Goal
Extract all lines from the data beneath that include the word "Sanitarias".

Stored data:
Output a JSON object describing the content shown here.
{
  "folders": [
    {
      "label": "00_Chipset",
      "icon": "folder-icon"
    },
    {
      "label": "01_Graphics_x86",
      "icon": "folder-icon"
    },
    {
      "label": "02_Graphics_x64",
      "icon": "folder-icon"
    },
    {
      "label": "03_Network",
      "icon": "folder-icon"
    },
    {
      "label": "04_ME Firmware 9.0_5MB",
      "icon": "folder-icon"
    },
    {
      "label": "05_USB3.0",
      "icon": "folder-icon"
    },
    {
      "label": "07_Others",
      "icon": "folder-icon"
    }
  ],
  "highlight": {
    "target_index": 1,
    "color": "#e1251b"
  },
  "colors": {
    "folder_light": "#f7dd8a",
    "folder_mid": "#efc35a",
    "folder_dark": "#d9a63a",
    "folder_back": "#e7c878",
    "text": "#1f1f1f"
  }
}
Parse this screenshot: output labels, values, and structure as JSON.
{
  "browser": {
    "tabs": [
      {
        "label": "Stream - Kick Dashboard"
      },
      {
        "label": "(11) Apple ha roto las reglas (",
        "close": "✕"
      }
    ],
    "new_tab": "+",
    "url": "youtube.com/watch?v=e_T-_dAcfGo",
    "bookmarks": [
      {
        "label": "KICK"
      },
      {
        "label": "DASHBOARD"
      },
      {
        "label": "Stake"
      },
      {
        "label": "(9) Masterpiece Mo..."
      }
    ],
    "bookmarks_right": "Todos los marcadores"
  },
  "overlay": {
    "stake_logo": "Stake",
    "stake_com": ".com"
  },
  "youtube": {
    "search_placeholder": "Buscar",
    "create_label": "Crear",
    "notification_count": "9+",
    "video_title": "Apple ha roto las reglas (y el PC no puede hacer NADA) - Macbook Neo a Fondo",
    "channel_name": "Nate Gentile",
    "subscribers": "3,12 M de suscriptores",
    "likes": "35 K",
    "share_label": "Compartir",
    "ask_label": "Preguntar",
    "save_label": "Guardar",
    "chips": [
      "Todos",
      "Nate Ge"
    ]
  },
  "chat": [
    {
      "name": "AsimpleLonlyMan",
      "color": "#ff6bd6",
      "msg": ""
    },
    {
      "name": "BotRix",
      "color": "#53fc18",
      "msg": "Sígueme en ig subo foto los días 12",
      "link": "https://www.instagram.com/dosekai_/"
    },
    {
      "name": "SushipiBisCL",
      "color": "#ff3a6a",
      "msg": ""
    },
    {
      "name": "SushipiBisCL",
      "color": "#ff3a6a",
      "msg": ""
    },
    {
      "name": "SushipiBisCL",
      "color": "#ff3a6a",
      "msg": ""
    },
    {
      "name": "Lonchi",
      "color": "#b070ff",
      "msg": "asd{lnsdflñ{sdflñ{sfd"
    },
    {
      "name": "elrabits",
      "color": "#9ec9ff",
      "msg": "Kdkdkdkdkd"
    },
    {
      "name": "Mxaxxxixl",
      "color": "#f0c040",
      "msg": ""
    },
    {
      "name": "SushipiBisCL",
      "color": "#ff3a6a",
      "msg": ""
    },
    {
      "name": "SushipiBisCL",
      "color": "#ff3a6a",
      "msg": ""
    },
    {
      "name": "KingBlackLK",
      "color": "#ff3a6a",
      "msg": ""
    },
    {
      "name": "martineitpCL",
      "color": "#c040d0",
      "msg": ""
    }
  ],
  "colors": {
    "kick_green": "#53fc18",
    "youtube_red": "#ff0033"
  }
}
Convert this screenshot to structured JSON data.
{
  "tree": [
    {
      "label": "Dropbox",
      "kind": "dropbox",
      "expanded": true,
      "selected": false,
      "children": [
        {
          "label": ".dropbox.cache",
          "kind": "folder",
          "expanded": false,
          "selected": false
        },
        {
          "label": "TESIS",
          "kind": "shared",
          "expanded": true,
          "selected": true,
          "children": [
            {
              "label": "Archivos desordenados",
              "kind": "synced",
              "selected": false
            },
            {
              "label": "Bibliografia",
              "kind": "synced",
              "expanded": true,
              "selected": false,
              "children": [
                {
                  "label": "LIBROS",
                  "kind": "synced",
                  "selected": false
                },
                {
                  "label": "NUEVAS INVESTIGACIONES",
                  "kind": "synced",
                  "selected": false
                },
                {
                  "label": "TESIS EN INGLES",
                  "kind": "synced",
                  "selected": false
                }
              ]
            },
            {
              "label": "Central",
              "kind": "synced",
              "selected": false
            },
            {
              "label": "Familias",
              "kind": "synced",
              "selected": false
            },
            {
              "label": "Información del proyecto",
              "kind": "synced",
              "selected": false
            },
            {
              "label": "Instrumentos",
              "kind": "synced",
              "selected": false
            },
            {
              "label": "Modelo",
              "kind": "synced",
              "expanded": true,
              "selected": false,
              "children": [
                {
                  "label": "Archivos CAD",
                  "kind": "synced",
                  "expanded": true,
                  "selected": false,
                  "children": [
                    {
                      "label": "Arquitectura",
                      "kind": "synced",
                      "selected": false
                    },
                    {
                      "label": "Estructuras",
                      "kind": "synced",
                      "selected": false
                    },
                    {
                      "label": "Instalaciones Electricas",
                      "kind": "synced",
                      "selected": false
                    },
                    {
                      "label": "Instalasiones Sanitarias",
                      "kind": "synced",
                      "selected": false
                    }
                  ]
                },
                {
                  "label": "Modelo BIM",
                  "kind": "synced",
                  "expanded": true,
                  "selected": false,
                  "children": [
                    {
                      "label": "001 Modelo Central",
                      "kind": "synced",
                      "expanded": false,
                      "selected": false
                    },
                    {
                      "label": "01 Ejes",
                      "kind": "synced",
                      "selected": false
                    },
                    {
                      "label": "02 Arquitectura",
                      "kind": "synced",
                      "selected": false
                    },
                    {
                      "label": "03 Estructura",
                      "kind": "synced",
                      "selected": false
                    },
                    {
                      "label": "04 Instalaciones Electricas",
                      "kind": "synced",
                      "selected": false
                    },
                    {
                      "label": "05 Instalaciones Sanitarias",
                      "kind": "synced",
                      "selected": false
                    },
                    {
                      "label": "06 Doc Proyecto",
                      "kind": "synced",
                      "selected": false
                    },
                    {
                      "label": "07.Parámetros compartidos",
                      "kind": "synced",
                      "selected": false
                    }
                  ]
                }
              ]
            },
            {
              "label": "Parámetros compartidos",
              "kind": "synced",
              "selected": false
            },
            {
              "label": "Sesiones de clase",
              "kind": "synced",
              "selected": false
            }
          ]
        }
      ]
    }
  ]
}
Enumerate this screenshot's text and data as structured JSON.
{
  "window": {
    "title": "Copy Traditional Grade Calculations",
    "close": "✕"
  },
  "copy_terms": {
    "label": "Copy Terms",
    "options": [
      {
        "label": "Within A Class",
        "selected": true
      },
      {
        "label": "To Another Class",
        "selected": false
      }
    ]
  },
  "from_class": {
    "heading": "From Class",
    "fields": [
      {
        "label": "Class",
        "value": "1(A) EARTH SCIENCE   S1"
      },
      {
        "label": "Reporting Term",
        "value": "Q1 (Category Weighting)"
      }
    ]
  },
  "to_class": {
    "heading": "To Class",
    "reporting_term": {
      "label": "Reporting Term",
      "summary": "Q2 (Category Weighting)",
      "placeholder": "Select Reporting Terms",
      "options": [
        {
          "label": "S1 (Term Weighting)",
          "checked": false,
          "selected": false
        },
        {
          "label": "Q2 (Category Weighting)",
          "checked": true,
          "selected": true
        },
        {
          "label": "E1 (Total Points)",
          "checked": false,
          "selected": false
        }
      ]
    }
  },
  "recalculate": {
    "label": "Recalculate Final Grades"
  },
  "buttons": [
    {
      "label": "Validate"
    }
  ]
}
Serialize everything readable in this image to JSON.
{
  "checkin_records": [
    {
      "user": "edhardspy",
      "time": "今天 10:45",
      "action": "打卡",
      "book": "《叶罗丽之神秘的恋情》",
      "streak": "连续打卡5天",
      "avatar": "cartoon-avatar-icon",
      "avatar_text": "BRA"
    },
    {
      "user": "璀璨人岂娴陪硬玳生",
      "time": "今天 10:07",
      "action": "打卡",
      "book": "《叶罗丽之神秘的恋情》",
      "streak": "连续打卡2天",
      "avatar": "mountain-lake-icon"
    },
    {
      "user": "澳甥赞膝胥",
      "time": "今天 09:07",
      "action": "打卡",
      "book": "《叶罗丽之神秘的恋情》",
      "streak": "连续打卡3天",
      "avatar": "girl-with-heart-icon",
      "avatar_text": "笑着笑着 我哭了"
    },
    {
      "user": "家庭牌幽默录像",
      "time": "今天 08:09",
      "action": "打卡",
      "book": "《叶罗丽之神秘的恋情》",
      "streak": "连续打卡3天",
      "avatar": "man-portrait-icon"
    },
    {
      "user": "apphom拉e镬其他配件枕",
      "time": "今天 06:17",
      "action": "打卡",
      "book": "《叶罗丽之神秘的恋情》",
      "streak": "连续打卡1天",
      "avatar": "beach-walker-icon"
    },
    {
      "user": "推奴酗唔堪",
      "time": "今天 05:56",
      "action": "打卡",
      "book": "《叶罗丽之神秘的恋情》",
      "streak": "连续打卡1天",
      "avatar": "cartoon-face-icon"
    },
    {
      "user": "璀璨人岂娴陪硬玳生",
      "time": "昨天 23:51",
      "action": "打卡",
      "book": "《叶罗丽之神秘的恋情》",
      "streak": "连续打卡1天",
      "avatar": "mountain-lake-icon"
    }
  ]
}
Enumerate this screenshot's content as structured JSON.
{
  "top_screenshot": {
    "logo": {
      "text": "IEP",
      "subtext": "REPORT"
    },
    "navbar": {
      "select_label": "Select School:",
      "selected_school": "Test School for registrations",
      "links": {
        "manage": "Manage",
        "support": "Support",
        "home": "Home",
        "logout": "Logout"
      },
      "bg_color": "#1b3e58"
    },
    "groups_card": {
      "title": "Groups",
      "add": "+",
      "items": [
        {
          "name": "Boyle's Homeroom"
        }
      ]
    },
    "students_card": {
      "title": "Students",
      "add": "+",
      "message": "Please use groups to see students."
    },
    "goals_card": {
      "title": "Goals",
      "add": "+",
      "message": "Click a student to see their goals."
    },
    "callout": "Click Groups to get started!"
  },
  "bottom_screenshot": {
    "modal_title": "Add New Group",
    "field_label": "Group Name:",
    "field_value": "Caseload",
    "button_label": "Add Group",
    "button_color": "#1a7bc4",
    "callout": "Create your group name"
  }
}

Solution below
                      "label": "Instalasiones Sanitarias",
                      "label": "05 Instalaciones Sanitarias",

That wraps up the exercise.